### [Goal]
Search the data for the string "totalspread" and gather each line it is in.

### [Material for the task]
* * * * * * *

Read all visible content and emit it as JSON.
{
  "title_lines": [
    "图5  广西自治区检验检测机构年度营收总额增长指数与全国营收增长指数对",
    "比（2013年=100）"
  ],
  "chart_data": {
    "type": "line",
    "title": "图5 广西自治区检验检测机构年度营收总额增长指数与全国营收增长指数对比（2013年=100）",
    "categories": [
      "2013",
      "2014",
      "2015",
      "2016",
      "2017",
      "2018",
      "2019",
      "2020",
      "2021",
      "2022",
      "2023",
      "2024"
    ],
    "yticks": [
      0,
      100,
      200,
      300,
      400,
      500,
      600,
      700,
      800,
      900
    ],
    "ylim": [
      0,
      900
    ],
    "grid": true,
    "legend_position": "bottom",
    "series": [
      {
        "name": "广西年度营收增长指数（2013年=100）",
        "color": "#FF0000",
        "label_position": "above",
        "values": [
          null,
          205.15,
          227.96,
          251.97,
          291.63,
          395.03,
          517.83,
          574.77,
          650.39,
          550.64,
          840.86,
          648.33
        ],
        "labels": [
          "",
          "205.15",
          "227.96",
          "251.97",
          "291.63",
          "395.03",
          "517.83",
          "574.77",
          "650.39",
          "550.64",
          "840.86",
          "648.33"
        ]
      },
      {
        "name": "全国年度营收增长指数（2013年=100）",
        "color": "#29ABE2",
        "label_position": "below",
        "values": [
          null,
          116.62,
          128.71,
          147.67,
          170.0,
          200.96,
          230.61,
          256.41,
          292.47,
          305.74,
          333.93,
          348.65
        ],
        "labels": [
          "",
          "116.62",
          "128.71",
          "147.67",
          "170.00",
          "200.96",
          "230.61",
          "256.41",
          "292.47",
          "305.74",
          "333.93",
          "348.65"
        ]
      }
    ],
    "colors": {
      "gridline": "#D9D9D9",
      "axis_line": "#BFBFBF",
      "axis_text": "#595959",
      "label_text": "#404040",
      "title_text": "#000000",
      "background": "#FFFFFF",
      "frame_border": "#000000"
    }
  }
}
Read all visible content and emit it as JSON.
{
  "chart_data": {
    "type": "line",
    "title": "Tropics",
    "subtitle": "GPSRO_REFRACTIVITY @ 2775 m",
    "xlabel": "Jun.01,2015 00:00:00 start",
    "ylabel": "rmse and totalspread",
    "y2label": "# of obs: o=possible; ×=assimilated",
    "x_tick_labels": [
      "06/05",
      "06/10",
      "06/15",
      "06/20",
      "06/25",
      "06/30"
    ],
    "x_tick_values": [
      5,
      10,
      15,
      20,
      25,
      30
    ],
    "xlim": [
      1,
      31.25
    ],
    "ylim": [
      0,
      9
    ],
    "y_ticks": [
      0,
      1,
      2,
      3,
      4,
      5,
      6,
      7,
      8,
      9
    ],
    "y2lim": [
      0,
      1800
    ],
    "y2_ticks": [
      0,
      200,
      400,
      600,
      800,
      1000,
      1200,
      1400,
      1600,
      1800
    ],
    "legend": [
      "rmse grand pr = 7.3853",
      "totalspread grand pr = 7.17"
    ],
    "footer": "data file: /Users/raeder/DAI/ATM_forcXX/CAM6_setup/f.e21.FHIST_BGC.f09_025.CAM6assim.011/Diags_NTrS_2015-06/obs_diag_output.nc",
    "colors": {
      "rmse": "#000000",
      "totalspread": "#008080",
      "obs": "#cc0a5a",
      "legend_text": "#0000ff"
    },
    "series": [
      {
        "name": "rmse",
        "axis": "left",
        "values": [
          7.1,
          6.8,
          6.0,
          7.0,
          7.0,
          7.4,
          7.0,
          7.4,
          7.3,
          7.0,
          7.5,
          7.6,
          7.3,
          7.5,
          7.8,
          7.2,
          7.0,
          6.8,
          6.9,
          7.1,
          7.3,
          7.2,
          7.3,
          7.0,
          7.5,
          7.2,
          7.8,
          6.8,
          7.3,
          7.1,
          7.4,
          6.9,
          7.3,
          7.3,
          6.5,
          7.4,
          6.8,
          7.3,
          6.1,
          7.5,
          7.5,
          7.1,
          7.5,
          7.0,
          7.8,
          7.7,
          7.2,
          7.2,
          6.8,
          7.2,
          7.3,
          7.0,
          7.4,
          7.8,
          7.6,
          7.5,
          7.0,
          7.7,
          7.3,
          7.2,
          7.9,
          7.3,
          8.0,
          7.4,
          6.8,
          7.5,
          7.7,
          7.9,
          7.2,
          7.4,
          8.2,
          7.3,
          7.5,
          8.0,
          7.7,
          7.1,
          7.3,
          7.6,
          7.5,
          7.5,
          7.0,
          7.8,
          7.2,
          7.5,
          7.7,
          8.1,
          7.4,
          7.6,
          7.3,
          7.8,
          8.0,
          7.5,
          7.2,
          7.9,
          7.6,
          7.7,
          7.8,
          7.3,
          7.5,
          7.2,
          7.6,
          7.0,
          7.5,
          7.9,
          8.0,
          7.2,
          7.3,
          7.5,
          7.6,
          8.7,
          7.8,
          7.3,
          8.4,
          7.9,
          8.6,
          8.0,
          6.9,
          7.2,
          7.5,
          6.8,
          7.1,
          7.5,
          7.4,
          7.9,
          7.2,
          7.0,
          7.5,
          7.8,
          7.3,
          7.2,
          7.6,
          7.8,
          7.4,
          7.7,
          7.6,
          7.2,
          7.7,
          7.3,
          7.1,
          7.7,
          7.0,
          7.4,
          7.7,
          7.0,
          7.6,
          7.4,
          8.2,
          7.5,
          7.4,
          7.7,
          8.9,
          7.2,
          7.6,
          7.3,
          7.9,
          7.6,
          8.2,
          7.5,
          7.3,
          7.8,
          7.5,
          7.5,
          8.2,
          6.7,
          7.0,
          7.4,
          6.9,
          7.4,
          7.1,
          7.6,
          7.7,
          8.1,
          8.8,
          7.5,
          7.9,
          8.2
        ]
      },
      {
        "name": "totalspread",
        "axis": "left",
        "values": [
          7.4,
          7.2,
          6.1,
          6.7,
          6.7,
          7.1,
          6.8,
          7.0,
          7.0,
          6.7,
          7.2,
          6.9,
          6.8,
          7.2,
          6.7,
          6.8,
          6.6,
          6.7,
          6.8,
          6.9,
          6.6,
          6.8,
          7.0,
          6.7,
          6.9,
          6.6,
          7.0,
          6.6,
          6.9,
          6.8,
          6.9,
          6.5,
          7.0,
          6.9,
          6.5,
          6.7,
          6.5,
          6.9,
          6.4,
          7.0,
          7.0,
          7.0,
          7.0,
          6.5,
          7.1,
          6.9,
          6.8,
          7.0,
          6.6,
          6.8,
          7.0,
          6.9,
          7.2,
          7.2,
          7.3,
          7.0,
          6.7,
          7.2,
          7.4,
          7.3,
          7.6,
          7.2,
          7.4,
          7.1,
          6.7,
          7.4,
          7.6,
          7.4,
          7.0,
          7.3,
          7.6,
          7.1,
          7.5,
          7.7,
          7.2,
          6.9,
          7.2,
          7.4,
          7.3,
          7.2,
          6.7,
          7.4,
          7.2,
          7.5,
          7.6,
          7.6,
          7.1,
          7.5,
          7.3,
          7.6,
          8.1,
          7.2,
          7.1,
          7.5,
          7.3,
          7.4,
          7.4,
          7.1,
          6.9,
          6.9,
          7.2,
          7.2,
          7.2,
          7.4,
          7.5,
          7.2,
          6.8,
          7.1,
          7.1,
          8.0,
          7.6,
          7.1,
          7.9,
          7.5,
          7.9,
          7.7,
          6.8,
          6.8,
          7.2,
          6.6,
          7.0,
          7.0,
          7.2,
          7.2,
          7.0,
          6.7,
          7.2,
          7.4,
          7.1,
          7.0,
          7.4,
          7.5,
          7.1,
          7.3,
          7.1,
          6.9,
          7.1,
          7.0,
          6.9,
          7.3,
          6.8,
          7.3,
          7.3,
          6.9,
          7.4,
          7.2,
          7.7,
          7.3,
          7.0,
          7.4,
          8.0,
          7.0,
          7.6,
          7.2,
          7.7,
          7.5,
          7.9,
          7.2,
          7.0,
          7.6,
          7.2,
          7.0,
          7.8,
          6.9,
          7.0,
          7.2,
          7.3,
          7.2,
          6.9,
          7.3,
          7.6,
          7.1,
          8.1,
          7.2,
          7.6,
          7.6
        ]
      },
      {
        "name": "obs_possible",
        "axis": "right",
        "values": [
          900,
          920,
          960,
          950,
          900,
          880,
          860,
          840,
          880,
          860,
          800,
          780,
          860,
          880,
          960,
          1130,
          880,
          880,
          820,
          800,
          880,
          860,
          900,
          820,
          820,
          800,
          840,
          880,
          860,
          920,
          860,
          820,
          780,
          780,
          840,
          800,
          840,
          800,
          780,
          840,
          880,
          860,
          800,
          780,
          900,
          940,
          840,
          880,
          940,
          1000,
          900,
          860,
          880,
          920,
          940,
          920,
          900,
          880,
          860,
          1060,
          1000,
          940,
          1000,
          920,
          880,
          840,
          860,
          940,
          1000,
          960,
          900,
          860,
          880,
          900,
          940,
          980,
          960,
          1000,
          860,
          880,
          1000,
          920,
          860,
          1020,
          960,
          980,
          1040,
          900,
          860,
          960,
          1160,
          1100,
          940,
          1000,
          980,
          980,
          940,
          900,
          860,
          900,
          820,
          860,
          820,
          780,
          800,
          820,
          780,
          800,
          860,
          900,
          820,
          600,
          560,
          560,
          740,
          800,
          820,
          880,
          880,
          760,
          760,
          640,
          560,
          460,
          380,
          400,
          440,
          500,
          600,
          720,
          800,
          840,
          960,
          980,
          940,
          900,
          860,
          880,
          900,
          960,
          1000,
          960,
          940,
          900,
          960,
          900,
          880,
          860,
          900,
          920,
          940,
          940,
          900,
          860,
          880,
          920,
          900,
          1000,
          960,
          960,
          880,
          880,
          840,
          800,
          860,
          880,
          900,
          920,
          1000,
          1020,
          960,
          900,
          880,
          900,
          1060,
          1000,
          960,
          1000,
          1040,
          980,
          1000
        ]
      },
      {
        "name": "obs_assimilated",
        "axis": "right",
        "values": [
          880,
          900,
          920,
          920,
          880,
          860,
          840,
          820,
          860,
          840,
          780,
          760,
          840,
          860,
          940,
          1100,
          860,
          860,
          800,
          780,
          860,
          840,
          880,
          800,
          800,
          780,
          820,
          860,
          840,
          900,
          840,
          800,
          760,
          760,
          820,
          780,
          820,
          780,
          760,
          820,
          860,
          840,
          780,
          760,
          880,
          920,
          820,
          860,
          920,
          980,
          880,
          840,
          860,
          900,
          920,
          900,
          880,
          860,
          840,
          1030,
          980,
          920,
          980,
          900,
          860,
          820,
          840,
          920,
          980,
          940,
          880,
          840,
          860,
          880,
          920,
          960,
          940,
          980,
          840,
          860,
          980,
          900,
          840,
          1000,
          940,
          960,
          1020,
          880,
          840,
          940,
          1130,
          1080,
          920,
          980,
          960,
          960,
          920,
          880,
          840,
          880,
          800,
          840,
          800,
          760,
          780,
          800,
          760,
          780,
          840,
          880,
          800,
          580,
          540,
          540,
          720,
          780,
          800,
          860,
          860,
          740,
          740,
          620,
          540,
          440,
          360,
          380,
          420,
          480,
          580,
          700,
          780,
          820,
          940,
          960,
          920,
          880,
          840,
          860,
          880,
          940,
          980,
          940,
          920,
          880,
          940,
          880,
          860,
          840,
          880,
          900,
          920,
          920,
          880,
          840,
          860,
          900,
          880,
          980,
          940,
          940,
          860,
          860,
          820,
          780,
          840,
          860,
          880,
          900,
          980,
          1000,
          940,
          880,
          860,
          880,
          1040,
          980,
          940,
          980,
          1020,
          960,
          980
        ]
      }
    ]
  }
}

* * * * * * *

### [Written solution]
    "ylabel": "rmse and totalspread",
      "totalspread grand pr = 7.17"
      "totalspread": "#008080",
        "name": "totalspread",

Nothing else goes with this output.